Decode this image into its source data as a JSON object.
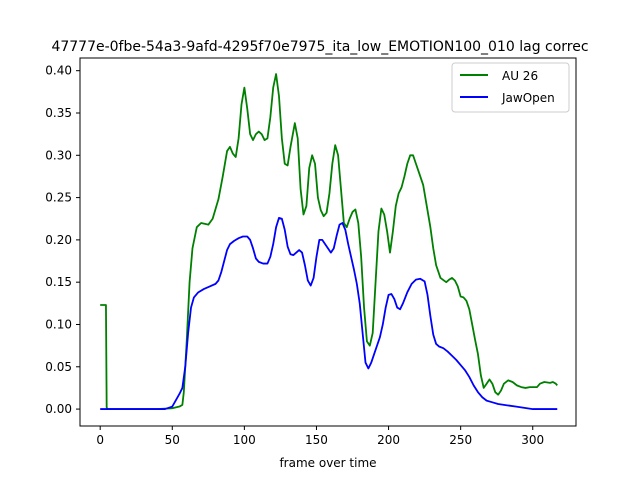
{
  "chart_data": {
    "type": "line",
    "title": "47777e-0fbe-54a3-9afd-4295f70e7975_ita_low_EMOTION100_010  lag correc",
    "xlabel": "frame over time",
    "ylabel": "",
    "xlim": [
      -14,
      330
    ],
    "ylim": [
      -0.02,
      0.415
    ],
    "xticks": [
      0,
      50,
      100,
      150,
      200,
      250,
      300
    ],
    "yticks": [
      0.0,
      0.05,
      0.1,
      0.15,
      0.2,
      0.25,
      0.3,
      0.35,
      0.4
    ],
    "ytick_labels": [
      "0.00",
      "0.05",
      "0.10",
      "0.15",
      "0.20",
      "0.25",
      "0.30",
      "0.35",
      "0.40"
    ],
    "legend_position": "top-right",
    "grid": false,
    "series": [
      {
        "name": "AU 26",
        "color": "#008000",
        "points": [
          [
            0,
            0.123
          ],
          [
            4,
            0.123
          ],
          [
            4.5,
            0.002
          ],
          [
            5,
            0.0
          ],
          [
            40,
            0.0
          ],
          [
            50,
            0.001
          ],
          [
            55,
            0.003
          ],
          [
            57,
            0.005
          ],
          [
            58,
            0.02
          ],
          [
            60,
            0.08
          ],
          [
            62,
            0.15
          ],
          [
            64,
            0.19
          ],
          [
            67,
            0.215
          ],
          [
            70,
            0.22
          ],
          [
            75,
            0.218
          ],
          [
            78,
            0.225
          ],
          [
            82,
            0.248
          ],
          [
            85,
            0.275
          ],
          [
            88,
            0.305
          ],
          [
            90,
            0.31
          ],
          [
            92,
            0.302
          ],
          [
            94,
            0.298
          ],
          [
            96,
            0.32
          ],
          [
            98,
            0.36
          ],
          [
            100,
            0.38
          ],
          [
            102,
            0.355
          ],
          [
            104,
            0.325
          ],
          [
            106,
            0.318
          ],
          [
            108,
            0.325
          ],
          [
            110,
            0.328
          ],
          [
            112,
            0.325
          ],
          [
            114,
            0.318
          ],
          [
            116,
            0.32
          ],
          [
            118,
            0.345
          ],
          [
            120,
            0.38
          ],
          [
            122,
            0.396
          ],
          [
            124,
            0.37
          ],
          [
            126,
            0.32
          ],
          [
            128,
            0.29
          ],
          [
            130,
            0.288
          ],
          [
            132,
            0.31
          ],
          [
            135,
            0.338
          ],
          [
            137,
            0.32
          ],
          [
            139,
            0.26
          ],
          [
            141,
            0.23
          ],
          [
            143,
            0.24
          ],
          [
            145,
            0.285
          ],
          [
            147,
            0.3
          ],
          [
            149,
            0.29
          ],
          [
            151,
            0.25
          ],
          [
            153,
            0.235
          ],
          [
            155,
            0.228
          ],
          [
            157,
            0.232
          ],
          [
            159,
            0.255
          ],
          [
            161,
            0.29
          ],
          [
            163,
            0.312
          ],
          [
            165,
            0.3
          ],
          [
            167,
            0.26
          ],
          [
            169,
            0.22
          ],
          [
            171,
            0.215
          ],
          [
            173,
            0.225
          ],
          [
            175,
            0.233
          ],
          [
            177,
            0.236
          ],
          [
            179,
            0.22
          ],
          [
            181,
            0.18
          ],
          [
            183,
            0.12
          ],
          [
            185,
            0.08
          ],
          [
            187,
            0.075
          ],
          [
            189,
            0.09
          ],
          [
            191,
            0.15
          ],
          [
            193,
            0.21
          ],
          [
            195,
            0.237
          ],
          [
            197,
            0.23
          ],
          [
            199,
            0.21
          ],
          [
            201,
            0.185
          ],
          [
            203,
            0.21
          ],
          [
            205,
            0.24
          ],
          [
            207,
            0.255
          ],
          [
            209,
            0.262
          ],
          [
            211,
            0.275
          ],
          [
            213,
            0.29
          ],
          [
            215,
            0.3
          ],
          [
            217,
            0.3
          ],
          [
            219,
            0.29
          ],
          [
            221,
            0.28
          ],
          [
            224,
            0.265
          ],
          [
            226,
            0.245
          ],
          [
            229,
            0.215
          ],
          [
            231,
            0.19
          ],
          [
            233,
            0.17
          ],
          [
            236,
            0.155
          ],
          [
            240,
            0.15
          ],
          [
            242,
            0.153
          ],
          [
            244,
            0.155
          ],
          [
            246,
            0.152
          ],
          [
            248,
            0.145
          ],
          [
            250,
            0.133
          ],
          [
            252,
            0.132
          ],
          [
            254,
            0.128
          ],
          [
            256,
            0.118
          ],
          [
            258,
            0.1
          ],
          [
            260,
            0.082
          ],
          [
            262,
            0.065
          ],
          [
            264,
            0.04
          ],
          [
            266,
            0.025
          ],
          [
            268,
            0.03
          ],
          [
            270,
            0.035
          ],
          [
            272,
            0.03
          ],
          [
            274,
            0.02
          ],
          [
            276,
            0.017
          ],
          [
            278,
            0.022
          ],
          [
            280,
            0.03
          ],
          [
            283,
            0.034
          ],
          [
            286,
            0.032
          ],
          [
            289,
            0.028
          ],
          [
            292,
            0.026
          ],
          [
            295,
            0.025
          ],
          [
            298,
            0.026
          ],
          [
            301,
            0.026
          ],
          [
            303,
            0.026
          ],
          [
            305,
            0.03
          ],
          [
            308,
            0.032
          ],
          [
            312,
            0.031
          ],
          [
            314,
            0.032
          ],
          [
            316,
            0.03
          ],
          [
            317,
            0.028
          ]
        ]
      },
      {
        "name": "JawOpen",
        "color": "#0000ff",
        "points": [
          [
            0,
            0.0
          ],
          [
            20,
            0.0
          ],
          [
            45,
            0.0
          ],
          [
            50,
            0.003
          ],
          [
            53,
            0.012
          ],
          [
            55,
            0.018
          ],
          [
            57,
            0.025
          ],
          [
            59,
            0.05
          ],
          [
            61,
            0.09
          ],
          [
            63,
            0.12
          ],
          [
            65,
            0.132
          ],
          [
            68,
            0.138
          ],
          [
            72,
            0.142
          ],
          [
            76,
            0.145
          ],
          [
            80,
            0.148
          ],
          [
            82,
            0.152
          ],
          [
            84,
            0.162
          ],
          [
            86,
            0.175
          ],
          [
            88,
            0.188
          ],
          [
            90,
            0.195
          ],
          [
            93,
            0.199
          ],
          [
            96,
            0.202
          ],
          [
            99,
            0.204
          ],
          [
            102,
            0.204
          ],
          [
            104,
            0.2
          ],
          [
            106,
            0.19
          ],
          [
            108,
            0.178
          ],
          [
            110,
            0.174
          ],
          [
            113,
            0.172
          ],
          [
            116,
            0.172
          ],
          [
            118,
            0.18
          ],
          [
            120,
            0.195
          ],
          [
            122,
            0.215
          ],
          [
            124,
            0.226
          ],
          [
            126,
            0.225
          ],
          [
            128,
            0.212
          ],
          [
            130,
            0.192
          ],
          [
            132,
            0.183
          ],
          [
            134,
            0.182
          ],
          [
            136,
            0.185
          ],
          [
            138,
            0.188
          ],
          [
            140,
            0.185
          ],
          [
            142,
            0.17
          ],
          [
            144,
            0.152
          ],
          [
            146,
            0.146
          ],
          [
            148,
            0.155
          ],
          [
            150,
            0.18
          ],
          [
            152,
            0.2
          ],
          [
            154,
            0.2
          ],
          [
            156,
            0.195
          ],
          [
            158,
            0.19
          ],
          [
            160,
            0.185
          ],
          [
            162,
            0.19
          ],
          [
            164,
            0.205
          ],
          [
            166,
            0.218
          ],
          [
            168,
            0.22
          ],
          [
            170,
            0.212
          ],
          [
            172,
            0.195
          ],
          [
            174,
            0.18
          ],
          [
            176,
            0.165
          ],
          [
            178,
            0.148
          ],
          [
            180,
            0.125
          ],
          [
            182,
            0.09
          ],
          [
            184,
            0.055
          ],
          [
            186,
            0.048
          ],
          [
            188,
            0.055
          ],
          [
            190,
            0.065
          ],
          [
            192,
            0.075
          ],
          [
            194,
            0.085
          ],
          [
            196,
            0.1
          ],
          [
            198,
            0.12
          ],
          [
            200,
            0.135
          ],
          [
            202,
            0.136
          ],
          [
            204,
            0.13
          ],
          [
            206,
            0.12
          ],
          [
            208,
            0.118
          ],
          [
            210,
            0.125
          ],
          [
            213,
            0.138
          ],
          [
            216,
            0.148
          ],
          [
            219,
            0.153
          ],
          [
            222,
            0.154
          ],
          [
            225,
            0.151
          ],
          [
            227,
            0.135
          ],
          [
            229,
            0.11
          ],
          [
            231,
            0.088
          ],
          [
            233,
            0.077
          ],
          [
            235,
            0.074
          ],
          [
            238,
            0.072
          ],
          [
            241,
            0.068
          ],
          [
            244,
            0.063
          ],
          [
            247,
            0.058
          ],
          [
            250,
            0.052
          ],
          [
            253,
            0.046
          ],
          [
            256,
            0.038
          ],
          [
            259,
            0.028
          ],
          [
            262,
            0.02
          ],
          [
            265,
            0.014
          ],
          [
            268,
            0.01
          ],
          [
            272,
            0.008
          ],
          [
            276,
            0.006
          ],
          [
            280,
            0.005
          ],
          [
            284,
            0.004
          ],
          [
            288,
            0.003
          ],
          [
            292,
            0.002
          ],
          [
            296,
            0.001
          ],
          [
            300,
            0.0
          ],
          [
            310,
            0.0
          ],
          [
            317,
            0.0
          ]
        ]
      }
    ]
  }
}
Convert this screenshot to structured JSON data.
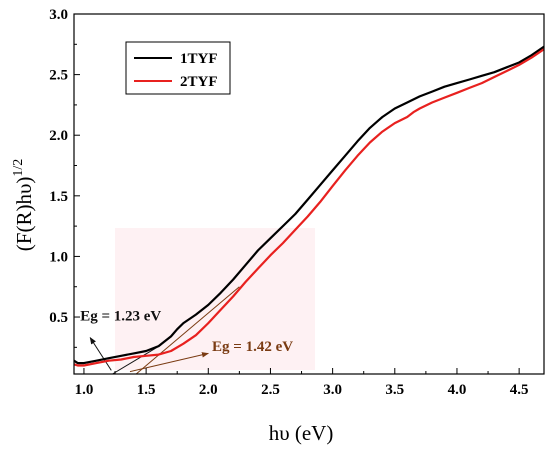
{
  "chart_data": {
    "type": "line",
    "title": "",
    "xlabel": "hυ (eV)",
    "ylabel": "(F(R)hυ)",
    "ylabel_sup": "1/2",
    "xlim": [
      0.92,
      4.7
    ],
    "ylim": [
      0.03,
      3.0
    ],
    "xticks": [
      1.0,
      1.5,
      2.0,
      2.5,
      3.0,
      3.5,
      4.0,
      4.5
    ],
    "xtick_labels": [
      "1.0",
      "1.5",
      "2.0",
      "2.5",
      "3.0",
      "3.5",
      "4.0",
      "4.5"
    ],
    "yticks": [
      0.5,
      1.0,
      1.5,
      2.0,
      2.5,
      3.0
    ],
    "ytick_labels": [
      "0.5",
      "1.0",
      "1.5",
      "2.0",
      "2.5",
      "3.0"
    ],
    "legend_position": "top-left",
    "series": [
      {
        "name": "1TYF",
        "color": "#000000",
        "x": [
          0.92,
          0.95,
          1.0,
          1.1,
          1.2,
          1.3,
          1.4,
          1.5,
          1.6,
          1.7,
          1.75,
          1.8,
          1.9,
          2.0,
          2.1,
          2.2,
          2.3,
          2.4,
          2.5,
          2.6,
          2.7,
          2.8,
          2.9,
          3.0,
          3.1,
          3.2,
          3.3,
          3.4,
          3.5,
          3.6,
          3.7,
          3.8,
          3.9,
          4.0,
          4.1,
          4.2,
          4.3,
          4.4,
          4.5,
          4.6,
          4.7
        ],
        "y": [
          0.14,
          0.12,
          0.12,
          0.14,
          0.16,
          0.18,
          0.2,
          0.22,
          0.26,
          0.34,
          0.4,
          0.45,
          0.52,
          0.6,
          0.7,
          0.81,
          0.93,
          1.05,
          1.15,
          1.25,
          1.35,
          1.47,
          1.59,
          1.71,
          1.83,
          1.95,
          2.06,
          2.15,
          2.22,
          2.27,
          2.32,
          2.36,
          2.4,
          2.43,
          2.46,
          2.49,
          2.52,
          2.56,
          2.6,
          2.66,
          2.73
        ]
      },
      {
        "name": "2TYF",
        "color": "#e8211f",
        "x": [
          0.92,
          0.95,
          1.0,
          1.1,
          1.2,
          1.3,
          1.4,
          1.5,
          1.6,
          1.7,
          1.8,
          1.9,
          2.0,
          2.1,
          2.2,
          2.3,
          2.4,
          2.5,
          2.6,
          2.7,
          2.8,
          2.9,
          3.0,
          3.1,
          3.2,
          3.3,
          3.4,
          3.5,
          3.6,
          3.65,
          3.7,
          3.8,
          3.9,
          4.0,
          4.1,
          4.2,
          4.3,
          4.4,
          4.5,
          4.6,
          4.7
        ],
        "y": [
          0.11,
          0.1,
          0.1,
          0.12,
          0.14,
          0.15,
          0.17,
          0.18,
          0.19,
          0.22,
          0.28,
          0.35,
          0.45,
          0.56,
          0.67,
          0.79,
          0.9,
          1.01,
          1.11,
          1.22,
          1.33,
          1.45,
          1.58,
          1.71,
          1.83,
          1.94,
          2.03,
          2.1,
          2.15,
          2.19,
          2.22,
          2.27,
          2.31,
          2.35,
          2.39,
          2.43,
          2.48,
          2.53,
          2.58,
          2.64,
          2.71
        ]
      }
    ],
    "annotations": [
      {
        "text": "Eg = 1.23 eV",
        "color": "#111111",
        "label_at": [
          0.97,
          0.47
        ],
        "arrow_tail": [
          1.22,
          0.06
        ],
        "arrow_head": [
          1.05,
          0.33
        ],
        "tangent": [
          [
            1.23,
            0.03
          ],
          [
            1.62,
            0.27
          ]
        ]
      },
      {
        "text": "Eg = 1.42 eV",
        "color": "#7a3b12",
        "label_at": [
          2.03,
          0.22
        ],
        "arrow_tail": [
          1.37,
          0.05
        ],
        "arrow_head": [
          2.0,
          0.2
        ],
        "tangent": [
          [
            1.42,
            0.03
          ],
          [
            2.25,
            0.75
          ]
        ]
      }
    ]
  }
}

## [What is asked]
How many lines in the listing above contain the string "JSON"? Answer with the number only.

## [Answer to this exercise]
2